++++ Input material

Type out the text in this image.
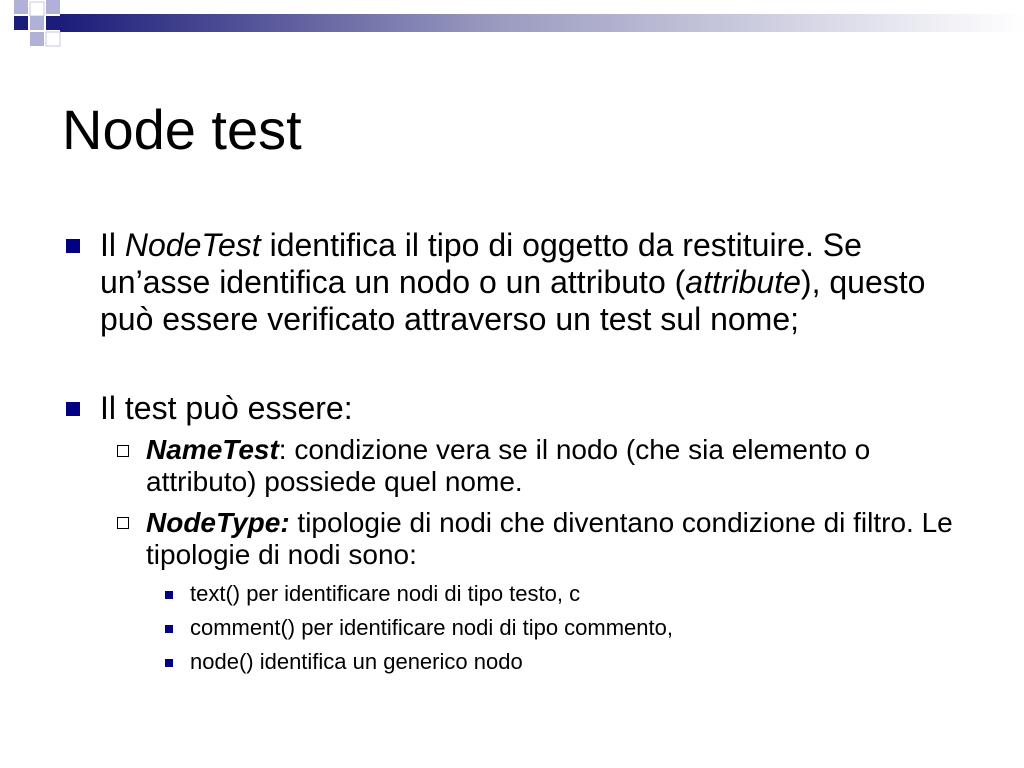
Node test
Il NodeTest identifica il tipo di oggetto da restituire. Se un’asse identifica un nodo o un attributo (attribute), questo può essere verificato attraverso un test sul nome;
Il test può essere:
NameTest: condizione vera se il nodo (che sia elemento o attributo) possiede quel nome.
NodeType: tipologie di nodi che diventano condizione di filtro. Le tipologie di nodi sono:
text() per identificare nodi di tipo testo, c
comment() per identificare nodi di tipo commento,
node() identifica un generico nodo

++++++++
++++ Input material

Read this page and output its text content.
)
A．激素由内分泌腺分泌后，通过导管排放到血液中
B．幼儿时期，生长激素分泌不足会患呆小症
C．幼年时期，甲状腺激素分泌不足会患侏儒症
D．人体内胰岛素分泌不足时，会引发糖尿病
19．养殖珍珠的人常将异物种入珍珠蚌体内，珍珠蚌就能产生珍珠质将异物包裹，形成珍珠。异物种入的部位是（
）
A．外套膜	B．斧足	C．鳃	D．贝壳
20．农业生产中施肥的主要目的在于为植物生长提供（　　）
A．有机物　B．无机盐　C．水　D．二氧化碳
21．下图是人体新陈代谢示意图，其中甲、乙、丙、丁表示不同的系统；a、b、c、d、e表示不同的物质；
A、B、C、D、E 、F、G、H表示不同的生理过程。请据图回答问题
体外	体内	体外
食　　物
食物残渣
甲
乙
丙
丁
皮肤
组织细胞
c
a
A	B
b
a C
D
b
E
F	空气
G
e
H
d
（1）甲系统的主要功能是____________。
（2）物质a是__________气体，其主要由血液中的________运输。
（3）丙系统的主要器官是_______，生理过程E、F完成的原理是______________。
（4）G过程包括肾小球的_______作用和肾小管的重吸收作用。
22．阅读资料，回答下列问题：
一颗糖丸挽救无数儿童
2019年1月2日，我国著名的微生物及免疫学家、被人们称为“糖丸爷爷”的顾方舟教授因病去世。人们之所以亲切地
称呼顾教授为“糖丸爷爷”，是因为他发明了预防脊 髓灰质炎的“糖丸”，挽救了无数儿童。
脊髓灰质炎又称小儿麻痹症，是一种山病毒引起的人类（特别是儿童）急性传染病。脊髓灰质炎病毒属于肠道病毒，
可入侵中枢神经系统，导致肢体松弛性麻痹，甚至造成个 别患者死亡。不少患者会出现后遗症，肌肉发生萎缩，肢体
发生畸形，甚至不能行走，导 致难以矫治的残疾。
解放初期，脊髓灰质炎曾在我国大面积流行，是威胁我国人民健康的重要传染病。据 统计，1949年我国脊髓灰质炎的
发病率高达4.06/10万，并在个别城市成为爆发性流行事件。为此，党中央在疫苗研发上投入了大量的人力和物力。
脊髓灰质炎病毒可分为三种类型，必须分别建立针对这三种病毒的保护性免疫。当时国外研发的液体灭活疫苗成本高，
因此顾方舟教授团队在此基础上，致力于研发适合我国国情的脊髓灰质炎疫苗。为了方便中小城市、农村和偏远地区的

++++++++

#### Required task
Lines that include the word "condizione" — how many are there in the data? Answer with the number alone.

#### Solution to the exercise
2